# Task:
Output the entries verbatim, including every line.

# Items:
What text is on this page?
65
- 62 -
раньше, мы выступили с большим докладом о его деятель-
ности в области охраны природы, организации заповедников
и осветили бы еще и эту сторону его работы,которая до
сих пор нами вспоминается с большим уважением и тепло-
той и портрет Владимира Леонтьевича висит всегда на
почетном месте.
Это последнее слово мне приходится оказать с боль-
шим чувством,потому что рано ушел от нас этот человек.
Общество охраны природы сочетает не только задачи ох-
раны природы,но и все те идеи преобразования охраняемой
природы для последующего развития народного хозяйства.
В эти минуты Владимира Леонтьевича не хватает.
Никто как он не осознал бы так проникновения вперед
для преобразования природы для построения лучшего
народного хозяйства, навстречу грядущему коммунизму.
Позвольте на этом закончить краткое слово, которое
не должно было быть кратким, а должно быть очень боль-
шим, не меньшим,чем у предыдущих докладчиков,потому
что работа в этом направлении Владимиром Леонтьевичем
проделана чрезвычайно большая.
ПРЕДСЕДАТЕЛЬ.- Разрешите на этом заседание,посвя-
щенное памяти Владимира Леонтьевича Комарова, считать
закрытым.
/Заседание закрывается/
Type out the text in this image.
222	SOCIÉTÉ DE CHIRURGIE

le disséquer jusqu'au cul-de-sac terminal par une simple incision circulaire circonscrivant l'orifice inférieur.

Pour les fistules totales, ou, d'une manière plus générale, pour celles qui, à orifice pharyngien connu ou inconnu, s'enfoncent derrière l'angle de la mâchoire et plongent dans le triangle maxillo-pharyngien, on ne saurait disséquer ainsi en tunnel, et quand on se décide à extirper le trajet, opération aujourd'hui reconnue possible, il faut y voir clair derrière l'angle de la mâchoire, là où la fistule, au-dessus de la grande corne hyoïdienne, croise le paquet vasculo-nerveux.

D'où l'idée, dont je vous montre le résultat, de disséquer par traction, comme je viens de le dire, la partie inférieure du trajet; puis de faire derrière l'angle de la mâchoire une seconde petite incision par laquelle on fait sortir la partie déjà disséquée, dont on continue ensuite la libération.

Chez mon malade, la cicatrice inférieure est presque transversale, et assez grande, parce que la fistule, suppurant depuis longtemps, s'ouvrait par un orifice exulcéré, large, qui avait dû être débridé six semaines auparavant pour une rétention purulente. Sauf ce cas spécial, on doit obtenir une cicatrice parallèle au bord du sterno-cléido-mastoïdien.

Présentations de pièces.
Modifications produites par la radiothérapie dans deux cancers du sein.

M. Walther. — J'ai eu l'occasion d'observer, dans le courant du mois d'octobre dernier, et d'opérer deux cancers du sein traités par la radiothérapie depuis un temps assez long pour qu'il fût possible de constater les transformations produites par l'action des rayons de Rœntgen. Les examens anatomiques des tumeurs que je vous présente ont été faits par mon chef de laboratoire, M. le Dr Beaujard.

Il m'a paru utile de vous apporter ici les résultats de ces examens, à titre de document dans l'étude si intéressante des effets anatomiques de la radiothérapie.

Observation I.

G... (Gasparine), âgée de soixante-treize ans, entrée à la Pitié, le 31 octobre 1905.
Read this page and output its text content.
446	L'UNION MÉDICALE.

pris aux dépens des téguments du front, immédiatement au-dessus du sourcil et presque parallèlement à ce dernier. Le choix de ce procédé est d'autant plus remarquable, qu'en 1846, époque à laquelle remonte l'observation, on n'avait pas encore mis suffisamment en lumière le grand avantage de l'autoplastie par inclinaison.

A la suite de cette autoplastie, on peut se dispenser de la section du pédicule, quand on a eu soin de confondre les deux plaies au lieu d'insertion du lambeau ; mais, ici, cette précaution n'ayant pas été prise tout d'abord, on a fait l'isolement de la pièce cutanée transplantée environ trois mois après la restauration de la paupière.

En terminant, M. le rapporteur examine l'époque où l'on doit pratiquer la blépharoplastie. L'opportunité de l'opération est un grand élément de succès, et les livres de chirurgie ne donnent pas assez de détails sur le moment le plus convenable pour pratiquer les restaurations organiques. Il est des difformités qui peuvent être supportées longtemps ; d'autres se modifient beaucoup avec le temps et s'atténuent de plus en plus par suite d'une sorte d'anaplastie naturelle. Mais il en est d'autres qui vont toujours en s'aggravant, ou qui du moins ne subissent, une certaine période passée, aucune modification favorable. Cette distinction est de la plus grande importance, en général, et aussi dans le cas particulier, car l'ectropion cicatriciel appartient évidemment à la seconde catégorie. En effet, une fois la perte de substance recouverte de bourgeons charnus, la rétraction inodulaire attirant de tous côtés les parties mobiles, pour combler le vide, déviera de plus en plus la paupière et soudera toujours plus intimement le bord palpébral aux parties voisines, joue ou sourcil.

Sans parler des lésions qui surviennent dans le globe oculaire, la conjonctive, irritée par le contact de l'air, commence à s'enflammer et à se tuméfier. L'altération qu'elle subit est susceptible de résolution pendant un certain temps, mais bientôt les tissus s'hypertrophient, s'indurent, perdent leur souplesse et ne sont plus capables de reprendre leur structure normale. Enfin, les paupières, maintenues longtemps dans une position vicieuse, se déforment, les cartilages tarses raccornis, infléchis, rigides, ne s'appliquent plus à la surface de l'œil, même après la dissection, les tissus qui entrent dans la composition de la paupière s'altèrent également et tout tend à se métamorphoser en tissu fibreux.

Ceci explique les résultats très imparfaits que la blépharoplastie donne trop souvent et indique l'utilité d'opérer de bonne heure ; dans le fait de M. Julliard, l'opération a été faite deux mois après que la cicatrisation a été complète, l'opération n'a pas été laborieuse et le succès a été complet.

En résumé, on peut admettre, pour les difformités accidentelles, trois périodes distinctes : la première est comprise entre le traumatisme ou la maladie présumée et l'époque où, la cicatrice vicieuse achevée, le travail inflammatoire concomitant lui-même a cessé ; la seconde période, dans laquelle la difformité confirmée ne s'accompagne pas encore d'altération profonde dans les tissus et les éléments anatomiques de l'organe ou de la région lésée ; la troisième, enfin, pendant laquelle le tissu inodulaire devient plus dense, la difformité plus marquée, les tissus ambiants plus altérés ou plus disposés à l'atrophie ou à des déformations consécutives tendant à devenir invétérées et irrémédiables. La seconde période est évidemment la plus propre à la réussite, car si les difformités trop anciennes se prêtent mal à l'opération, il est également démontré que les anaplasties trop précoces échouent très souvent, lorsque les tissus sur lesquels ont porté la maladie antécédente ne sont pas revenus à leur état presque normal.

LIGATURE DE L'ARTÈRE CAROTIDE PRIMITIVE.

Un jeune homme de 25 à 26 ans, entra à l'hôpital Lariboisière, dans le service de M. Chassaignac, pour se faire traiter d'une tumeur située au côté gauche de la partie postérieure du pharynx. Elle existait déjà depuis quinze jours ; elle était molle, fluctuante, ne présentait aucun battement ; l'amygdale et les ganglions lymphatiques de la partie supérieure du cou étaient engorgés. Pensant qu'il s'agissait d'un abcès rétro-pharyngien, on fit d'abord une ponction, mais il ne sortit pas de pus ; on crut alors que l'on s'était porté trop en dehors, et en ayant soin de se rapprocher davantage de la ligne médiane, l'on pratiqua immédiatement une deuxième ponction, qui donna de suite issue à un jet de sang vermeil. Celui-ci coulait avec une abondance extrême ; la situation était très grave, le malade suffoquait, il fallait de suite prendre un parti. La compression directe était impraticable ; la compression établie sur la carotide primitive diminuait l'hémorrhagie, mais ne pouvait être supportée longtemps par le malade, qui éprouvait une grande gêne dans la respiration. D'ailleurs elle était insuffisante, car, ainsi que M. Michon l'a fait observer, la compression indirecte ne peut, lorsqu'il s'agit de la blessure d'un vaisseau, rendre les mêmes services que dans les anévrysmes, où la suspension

# Output below:
What text is on this page?
65
- 62 -
раньше, мы выступили с большим докладом о его деятель-
ности в области охраны природы, организации заповедников
и осветили бы еще и эту сторону его работы,которая до
сих пор нами вспоминается с большим уважением и тепло-
той и портрет Владимира Леонтьевича висит всегда на
почетном месте.
Это последнее слово мне приходится оказать с боль-
шим чувством,потому что рано ушел от нас этот человек.
Общество охраны природы сочетает не только задачи ох-
раны природы,но и все те идеи преобразования охраняемой
природы для последующего развития народного хозяйства.
В эти минуты Владимира Леонтьевича не хватает.
Никто как он не осознал бы так проникновения вперед
для преобразования природы для построения лучшего
народного хозяйства, навстречу грядущему коммунизму.
Позвольте на этом закончить краткое слово, которое
не должно было быть кратким, а должно быть очень боль-
шим, не меньшим,чем у предыдущих докладчиков,потому
что работа в этом направлении Владимиром Леонтьевичем
проделана чрезвычайно большая.
ПРЕДСЕДАТЕЛЬ.- Разрешите на этом заседание,посвя-
щенное памяти Владимира Леонтьевича Комарова, считать
закрытым.
/Заседание закрывается/
Type out the text in this image.
222	SOCIÉTÉ DE CHIRURGIE

le disséquer jusqu'au cul-de-sac terminal par une simple incision circulaire circonscrivant l'orifice inférieur.

Pour les fistules totales, ou, d'une manière plus générale, pour celles qui, à orifice pharyngien connu ou inconnu, s'enfoncent derrière l'angle de la mâchoire et plongent dans le triangle maxillo-pharyngien, on ne saurait disséquer ainsi en tunnel, et quand on se décide à extirper le trajet, opération aujourd'hui reconnue possible, il faut y voir clair derrière l'angle de la mâchoire, là où la fistule, au-dessus de la grande corne hyoïdienne, croise le paquet vasculo-nerveux.

D'où l'idée, dont je vous montre le résultat, de disséquer par traction, comme je viens de le dire, la partie inférieure du trajet; puis de faire derrière l'angle de la mâchoire une seconde petite incision par laquelle on fait sortir la partie déjà disséquée, dont on continue ensuite la libération.

Chez mon malade, la cicatrice inférieure est presque transversale, et assez grande, parce que la fistule, suppurant depuis longtemps, s'ouvrait par un orifice exulcéré, large, qui avait dû être débridé six semaines auparavant pour une rétention purulente. Sauf ce cas spécial, on doit obtenir une cicatrice parallèle au bord du sterno-cléido-mastoïdien.

Présentations de pièces.
Modifications produites par la radiothérapie dans deux cancers du sein.

M. Walther. — J'ai eu l'occasion d'observer, dans le courant du mois d'octobre dernier, et d'opérer deux cancers du sein traités par la radiothérapie depuis un temps assez long pour qu'il fût possible de constater les transformations produites par l'action des rayons de Rœntgen. Les examens anatomiques des tumeurs que je vous présente ont été faits par mon chef de laboratoire, M. le Dr Beaujard.

Il m'a paru utile de vous apporter ici les résultats de ces examens, à titre de document dans l'étude si intéressante des effets anatomiques de la radiothérapie.

Observation I.

G... (Gasparine), âgée de soixante-treize ans, entrée à la Pitié, le 31 octobre 1905.
Read this page and output its text content.
446	L'UNION MÉDICALE.

pris aux dépens des téguments du front, immédiatement au-dessus du sourcil et presque parallèlement à ce dernier. Le choix de ce procédé est d'autant plus remarquable, qu'en 1846, époque à laquelle remonte l'observation, on n'avait pas encore mis suffisamment en lumière le grand avantage de l'autoplastie par inclinaison.

A la suite de cette autoplastie, on peut se dispenser de la section du pédicule, quand on a eu soin de confondre les deux plaies au lieu d'insertion du lambeau ; mais, ici, cette précaution n'ayant pas été prise tout d'abord, on a fait l'isolement de la pièce cutanée transplantée environ trois mois après la restauration de la paupière.

En terminant, M. le rapporteur examine l'époque où l'on doit pratiquer la blépharoplastie. L'opportunité de l'opération est un grand élément de succès, et les livres de chirurgie ne donnent pas assez de détails sur le moment le plus convenable pour pratiquer les restaurations organiques. Il est des difformités qui peuvent être supportées longtemps ; d'autres se modifient beaucoup avec le temps et s'atténuent de plus en plus par suite d'une sorte d'anaplastie naturelle. Mais il en est d'autres qui vont toujours en s'aggravant, ou qui du moins ne subissent, une certaine période passée, aucune modification favorable. Cette distinction est de la plus grande importance, en général, et aussi dans le cas particulier, car l'ectropion cicatriciel appartient évidemment à la seconde catégorie. En effet, une fois la perte de substance recouverte de bourgeons charnus, la rétraction inodulaire attirant de tous côtés les parties mobiles, pour combler le vide, déviera de plus en plus la paupière et soudera toujours plus intimement le bord palpébral aux parties voisines, joue ou sourcil.

Sans parler des lésions qui surviennent dans le globe oculaire, la conjonctive, irritée par le contact de l'air, commence à s'enflammer et à se tuméfier. L'altération qu'elle subit est susceptible de résolution pendant un certain temps, mais bientôt les tissus s'hypertrophient, s'indurent, perdent leur souplesse et ne sont plus capables de reprendre leur structure normale. Enfin, les paupières, maintenues longtemps dans une position vicieuse, se déforment, les cartilages tarses raccornis, infléchis, rigides, ne s'appliquent plus à la surface de l'œil, même après la dissection, les tissus qui entrent dans la composition de la paupière s'altèrent également et tout tend à se métamorphoser en tissu fibreux.

Ceci explique les résultats très imparfaits que la blépharoplastie donne trop souvent et indique l'utilité d'opérer de bonne heure ; dans le fait de M. Julliard, l'opération a été faite deux mois après que la cicatrisation a été complète, l'opération n'a pas été laborieuse et le succès a été complet.

En résumé, on peut admettre, pour les difformités accidentelles, trois périodes distinctes : la première est comprise entre le traumatisme ou la maladie présumée et l'époque où, la cicatrice vicieuse achevée, le travail inflammatoire concomitant lui-même a cessé ; la seconde période, dans laquelle la difformité confirmée ne s'accompagne pas encore d'altération profonde dans les tissus et les éléments anatomiques de l'organe ou de la région lésée ; la troisième, enfin, pendant laquelle le tissu inodulaire devient plus dense, la difformité plus marquée, les tissus ambiants plus altérés ou plus disposés à l'atrophie ou à des déformations consécutives tendant à devenir invétérées et irrémédiables. La seconde période est évidemment la plus propre à la réussite, car si les difformités trop anciennes se prêtent mal à l'opération, il est également démontré que les anaplasties trop précoces échouent très souvent, lorsque les tissus sur lesquels ont porté la maladie antécédente ne sont pas revenus à leur état presque normal.

LIGATURE DE L'ARTÈRE CAROTIDE PRIMITIVE.

Un jeune homme de 25 à 26 ans, entra à l'hôpital Lariboisière, dans le service de M. Chassaignac, pour se faire traiter d'une tumeur située au côté gauche de la partie postérieure du pharynx. Elle existait déjà depuis quinze jours ; elle était molle, fluctuante, ne présentait aucun battement ; l'amygdale et les ganglions lymphatiques de la partie supérieure du cou étaient engorgés. Pensant qu'il s'agissait d'un abcès rétro-pharyngien, on fit d'abord une ponction, mais il ne sortit pas de pus ; on crut alors que l'on s'était porté trop en dehors, et en ayant soin de se rapprocher davantage de la ligne médiane, l'on pratiqua immédiatement une deuxième ponction, qui donna de suite issue à un jet de sang vermeil. Celui-ci coulait avec une abondance extrême ; la situation était très grave, le malade suffoquait, il fallait de suite prendre un parti. La compression directe était impraticable ; la compression établie sur la carotide primitive diminuait l'hémorrhagie, mais ne pouvait être supportée longtemps par le malade, qui éprouvait une grande gêne dans la respiration. D'ailleurs elle était insuffisante, car, ainsi que M. Michon l'a fait observer, la compression indirecte ne peut, lorsqu'il s'agit de la blessure d'un vaisseau, rendre les mêmes services que dans les anévrysmes, où la suspension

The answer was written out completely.